*BRIEF*:
Below you will find a set of lines. Repeat them all exactly.

*DATA ROWS*:
--- Begin ---
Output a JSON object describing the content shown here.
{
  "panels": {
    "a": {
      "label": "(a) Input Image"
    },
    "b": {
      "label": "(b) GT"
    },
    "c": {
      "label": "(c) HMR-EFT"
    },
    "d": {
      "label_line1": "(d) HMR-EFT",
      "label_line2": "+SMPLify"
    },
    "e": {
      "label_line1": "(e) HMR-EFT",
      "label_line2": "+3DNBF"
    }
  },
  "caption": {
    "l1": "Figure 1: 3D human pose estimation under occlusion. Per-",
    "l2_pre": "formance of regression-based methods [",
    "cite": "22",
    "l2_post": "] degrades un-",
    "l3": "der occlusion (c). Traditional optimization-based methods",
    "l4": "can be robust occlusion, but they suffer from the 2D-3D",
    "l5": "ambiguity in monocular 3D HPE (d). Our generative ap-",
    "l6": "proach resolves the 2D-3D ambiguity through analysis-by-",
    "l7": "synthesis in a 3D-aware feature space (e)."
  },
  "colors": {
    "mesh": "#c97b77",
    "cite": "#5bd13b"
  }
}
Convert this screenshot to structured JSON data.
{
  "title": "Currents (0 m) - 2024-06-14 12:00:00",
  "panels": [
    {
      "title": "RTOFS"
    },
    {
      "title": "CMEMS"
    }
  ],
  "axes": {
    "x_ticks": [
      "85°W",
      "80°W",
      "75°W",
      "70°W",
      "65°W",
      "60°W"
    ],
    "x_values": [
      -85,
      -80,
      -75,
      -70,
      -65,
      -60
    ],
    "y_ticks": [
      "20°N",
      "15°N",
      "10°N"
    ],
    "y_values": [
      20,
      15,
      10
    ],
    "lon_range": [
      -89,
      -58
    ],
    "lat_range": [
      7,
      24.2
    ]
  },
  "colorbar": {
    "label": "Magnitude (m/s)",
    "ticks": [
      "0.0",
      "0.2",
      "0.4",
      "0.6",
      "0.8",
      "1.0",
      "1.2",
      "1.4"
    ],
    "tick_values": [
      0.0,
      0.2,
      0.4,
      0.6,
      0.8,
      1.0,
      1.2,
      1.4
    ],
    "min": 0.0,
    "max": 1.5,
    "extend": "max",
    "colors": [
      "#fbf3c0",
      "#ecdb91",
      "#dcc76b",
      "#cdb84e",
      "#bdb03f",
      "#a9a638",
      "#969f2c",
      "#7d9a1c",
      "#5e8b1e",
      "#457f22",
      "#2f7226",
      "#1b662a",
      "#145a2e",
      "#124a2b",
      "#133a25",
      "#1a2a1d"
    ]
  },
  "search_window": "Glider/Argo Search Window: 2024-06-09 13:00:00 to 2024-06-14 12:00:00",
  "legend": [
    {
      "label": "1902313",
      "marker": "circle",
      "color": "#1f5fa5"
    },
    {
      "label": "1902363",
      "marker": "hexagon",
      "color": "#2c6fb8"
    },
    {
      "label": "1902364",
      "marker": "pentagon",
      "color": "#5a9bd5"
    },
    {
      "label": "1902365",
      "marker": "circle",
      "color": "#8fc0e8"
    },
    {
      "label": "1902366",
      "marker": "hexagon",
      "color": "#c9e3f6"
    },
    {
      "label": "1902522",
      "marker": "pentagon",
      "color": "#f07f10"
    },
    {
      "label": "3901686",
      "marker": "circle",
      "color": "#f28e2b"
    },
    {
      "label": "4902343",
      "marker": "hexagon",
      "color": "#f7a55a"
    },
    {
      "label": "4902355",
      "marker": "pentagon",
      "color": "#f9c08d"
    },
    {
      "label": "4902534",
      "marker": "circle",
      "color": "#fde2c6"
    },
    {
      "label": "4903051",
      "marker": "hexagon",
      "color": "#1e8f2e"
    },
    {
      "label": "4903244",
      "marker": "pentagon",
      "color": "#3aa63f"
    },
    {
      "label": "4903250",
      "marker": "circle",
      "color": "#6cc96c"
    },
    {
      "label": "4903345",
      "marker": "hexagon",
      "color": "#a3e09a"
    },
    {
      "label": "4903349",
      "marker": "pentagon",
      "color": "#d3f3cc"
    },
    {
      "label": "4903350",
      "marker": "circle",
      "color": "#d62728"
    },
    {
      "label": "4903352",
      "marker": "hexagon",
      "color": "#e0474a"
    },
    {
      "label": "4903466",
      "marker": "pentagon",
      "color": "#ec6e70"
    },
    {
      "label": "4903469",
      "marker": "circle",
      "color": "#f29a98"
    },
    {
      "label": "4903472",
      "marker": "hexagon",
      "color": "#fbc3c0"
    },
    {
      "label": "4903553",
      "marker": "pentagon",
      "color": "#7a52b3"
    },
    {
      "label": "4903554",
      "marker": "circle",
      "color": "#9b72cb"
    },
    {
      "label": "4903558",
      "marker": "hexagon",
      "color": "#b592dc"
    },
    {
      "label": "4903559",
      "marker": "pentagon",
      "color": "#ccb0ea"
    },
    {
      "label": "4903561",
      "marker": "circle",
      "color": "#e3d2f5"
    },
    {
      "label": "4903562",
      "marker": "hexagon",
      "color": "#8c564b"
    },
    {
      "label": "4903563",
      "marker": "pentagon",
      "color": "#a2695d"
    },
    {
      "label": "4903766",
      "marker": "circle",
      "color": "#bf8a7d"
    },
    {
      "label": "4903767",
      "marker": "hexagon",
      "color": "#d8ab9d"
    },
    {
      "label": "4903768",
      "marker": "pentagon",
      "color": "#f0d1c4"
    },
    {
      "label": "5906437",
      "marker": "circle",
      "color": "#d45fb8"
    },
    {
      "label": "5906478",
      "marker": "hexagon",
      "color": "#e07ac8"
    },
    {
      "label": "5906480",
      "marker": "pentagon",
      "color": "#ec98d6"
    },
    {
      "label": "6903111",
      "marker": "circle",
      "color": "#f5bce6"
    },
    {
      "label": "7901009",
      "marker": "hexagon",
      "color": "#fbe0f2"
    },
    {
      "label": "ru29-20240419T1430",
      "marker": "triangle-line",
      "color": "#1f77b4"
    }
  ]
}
--- End ---
*SOLUTION*:
Output a JSON object describing the content shown here.
{
  "panels": {
    "a": {
      "label": "(a) Input Image"
    },
    "b": {
      "label": "(b) GT"
    },
    "c": {
      "label": "(c) HMR-EFT"
    },
    "d": {
      "label_line1": "(d) HMR-EFT",
      "label_line2": "+SMPLify"
    },
    "e": {
      "label_line1": "(e) HMR-EFT",
      "label_line2": "+3DNBF"
    }
  },
  "caption": {
    "l1": "Figure 1: 3D human pose estimation under occlusion. Per-",
    "l2_pre": "formance of regression-based methods [",
    "cite": "22",
    "l2_post": "] degrades un-",
    "l3": "der occlusion (c). Traditional optimization-based methods",
    "l4": "can be robust occlusion, but they suffer from the 2D-3D",
    "l5": "ambiguity in monocular 3D HPE (d). Our generative ap-",
    "l6": "proach resolves the 2D-3D ambiguity through analysis-by-",
    "l7": "synthesis in a 3D-aware feature space (e)."
  },
  "colors": {
    "mesh": "#c97b77",
    "cite": "#5bd13b"
  }
}
Convert this screenshot to structured JSON data.
{
  "title": "Currents (0 m) - 2024-06-14 12:00:00",
  "panels": [
    {
      "title": "RTOFS"
    },
    {
      "title": "CMEMS"
    }
  ],
  "axes": {
    "x_ticks": [
      "85°W",
      "80°W",
      "75°W",
      "70°W",
      "65°W",
      "60°W"
    ],
    "x_values": [
      -85,
      -80,
      -75,
      -70,
      -65,
      -60
    ],
    "y_ticks": [
      "20°N",
      "15°N",
      "10°N"
    ],
    "y_values": [
      20,
      15,
      10
    ],
    "lon_range": [
      -89,
      -58
    ],
    "lat_range": [
      7,
      24.2
    ]
  },
  "colorbar": {
    "label": "Magnitude (m/s)",
    "ticks": [
      "0.0",
      "0.2",
      "0.4",
      "0.6",
      "0.8",
      "1.0",
      "1.2",
      "1.4"
    ],
    "tick_values": [
      0.0,
      0.2,
      0.4,
      0.6,
      0.8,
      1.0,
      1.2,
      1.4
    ],
    "min": 0.0,
    "max": 1.5,
    "extend": "max",
    "colors": [
      "#fbf3c0",
      "#ecdb91",
      "#dcc76b",
      "#cdb84e",
      "#bdb03f",
      "#a9a638",
      "#969f2c",
      "#7d9a1c",
      "#5e8b1e",
      "#457f22",
      "#2f7226",
      "#1b662a",
      "#145a2e",
      "#124a2b",
      "#133a25",
      "#1a2a1d"
    ]
  },
  "search_window": "Glider/Argo Search Window: 2024-06-09 13:00:00 to 2024-06-14 12:00:00",
  "legend": [
    {
      "label": "1902313",
      "marker": "circle",
      "color": "#1f5fa5"
    },
    {
      "label": "1902363",
      "marker": "hexagon",
      "color": "#2c6fb8"
    },
    {
      "label": "1902364",
      "marker": "pentagon",
      "color": "#5a9bd5"
    },
    {
      "label": "1902365",
      "marker": "circle",
      "color": "#8fc0e8"
    },
    {
      "label": "1902366",
      "marker": "hexagon",
      "color": "#c9e3f6"
    },
    {
      "label": "1902522",
      "marker": "pentagon",
      "color": "#f07f10"
    },
    {
      "label": "3901686",
      "marker": "circle",
      "color": "#f28e2b"
    },
    {
      "label": "4902343",
      "marker": "hexagon",
      "color": "#f7a55a"
    },
    {
      "label": "4902355",
      "marker": "pentagon",
      "color": "#f9c08d"
    },
    {
      "label": "4902534",
      "marker": "circle",
      "color": "#fde2c6"
    },
    {
      "label": "4903051",
      "marker": "hexagon",
      "color": "#1e8f2e"
    },
    {
      "label": "4903244",
      "marker": "pentagon",
      "color": "#3aa63f"
    },
    {
      "label": "4903250",
      "marker": "circle",
      "color": "#6cc96c"
    },
    {
      "label": "4903345",
      "marker": "hexagon",
      "color": "#a3e09a"
    },
    {
      "label": "4903349",
      "marker": "pentagon",
      "color": "#d3f3cc"
    },
    {
      "label": "4903350",
      "marker": "circle",
      "color": "#d62728"
    },
    {
      "label": "4903352",
      "marker": "hexagon",
      "color": "#e0474a"
    },
    {
      "label": "4903466",
      "marker": "pentagon",
      "color": "#ec6e70"
    },
    {
      "label": "4903469",
      "marker": "circle",
      "color": "#f29a98"
    },
    {
      "label": "4903472",
      "marker": "hexagon",
      "color": "#fbc3c0"
    },
    {
      "label": "4903553",
      "marker": "pentagon",
      "color": "#7a52b3"
    },
    {
      "label": "4903554",
      "marker": "circle",
      "color": "#9b72cb"
    },
    {
      "label": "4903558",
      "marker": "hexagon",
      "color": "#b592dc"
    },
    {
      "label": "4903559",
      "marker": "pentagon",
      "color": "#ccb0ea"
    },
    {
      "label": "4903561",
      "marker": "circle",
      "color": "#e3d2f5"
    },
    {
      "label": "4903562",
      "marker": "hexagon",
      "color": "#8c564b"
    },
    {
      "label": "4903563",
      "marker": "pentagon",
      "color": "#a2695d"
    },
    {
      "label": "4903766",
      "marker": "circle",
      "color": "#bf8a7d"
    },
    {
      "label": "4903767",
      "marker": "hexagon",
      "color": "#d8ab9d"
    },
    {
      "label": "4903768",
      "marker": "pentagon",
      "color": "#f0d1c4"
    },
    {
      "label": "5906437",
      "marker": "circle",
      "color": "#d45fb8"
    },
    {
      "label": "5906478",
      "marker": "hexagon",
      "color": "#e07ac8"
    },
    {
      "label": "5906480",
      "marker": "pentagon",
      "color": "#ec98d6"
    },
    {
      "label": "6903111",
      "marker": "circle",
      "color": "#f5bce6"
    },
    {
      "label": "7901009",
      "marker": "hexagon",
      "color": "#fbe0f2"
    },
    {
      "label": "ru29-20240419T1430",
      "marker": "triangle-line",
      "color": "#1f77b4"
    }
  ]
}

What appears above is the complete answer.